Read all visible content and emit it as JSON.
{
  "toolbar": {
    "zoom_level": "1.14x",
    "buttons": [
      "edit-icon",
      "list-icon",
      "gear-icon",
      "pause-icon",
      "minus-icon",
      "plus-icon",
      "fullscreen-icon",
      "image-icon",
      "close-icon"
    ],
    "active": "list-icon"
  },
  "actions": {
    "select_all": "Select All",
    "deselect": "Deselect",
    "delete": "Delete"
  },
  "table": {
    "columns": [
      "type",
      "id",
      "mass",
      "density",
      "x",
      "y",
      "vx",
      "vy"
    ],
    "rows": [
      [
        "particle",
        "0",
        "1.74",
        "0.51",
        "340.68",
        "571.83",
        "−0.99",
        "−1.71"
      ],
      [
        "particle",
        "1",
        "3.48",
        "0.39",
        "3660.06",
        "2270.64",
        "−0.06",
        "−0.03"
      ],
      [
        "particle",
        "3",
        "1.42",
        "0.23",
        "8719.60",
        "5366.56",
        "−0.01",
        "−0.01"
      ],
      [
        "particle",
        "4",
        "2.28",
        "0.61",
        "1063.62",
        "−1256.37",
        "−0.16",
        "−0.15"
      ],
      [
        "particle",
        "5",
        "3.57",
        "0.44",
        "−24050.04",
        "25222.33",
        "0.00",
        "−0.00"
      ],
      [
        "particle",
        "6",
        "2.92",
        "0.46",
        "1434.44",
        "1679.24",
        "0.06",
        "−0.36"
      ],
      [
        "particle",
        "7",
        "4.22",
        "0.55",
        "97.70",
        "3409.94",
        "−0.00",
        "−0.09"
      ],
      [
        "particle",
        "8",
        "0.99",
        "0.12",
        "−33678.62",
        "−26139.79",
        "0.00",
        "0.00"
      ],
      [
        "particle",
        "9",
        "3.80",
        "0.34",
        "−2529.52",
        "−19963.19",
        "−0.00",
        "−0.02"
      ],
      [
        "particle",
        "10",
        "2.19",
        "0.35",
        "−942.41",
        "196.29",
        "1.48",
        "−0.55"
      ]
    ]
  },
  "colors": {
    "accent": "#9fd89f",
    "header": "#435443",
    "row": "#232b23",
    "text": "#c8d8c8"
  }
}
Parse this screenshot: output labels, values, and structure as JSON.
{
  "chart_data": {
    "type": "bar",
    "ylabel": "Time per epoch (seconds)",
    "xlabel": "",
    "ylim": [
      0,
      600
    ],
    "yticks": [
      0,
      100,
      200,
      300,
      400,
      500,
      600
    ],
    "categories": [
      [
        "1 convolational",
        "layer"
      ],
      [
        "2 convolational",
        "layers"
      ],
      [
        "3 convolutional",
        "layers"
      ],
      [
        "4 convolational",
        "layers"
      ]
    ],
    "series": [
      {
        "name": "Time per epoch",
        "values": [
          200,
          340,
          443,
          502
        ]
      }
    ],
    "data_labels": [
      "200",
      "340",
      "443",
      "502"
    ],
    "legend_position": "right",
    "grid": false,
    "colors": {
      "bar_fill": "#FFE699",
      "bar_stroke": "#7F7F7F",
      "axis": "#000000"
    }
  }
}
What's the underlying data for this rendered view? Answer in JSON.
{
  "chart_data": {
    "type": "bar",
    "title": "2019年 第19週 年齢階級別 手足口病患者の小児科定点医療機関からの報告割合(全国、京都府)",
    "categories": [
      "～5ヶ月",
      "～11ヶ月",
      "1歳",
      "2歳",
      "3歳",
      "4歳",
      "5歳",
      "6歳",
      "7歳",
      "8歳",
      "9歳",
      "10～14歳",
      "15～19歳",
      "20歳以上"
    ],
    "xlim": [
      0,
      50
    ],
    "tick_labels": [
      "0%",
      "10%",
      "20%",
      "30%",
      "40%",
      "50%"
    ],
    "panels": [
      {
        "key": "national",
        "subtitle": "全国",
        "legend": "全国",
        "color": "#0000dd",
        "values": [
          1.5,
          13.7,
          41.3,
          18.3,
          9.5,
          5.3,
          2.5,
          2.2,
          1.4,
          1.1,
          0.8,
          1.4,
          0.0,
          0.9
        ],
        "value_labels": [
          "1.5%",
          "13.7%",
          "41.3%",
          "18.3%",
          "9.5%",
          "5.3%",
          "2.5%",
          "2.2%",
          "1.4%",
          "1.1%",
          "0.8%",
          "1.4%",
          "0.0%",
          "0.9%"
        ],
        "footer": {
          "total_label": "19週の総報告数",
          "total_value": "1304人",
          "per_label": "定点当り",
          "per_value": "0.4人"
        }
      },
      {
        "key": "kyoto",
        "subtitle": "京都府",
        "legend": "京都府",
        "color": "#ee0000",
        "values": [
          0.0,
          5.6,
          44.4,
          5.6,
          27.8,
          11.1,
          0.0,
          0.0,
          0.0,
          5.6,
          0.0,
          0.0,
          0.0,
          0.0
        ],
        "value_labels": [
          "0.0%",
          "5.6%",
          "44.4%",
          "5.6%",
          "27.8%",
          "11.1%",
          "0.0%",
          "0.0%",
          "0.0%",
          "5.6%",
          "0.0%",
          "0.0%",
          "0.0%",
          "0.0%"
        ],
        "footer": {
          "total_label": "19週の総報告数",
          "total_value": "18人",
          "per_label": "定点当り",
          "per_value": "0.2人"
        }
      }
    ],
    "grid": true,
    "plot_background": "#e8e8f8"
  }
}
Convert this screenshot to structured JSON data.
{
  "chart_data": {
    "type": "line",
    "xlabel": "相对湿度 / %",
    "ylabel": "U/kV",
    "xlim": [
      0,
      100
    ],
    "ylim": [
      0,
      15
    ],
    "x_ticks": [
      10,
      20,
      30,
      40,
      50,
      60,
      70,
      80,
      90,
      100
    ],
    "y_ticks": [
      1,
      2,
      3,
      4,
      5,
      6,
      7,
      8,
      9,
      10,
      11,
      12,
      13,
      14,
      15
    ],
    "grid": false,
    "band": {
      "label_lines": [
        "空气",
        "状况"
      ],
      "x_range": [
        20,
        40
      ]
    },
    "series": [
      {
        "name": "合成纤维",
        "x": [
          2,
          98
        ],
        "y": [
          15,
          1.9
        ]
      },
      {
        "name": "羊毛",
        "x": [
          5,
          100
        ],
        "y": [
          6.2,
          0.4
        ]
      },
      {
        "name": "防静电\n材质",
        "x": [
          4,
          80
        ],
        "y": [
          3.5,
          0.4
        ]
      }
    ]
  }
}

### [TASK STATEMENT]
Scan the records above for the string "Time", then select every line that holds it.

### [CORRECT ANSWER]
    "ylabel": "Time per epoch (seconds)",
        "name": "Time per epoch",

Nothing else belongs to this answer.